What is asked: In the entries below, count each line holding the word "регулюються". Answer with the total alone.

Information provided:

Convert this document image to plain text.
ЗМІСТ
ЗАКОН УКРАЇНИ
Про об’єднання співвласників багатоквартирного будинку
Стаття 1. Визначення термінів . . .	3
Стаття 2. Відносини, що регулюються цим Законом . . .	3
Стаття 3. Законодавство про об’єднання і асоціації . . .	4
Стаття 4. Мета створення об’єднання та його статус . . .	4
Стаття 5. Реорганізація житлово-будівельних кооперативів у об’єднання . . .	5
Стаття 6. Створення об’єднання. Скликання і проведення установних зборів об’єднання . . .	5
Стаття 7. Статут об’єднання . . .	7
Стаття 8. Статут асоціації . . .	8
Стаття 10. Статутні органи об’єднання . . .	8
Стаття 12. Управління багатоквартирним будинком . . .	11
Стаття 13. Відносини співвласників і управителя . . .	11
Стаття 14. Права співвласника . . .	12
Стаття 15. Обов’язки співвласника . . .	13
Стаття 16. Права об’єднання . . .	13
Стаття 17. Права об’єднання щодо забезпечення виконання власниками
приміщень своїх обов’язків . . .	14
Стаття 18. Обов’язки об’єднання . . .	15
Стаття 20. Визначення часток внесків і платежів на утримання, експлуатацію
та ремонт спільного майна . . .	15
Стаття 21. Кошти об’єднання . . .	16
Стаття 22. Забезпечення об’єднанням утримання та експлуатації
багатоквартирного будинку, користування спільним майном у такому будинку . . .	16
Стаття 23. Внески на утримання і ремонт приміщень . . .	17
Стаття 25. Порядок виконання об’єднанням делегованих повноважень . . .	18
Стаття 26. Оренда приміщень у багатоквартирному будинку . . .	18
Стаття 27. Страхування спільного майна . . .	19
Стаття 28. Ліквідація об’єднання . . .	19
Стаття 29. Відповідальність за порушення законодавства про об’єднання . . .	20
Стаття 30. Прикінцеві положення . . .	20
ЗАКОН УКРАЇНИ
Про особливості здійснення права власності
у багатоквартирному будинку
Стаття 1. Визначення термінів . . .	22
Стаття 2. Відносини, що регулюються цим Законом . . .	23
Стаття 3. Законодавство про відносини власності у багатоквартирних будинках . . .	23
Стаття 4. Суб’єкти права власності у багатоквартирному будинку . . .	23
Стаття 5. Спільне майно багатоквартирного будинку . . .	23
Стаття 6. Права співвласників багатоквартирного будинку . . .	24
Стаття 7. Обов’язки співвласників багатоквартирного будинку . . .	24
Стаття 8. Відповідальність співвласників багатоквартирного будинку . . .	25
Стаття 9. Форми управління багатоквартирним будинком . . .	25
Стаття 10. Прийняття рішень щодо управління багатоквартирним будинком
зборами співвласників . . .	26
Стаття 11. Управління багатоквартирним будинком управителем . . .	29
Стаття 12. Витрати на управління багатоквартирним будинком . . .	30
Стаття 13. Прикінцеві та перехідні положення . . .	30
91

--

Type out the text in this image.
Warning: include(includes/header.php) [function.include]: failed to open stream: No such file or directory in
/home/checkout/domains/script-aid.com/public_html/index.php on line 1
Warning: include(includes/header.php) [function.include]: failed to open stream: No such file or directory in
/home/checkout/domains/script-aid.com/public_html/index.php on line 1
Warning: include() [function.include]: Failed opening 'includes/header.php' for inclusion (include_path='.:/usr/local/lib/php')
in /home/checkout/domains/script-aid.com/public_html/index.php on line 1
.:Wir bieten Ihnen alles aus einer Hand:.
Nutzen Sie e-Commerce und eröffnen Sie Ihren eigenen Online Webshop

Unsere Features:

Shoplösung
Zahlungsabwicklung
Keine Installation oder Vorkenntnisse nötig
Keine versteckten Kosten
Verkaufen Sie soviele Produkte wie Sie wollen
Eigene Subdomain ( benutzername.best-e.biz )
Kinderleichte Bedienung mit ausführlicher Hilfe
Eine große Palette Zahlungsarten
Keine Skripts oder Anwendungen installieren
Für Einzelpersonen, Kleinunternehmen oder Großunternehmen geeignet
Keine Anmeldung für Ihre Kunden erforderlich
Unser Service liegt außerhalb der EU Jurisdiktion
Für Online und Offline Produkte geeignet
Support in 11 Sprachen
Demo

Final result: 2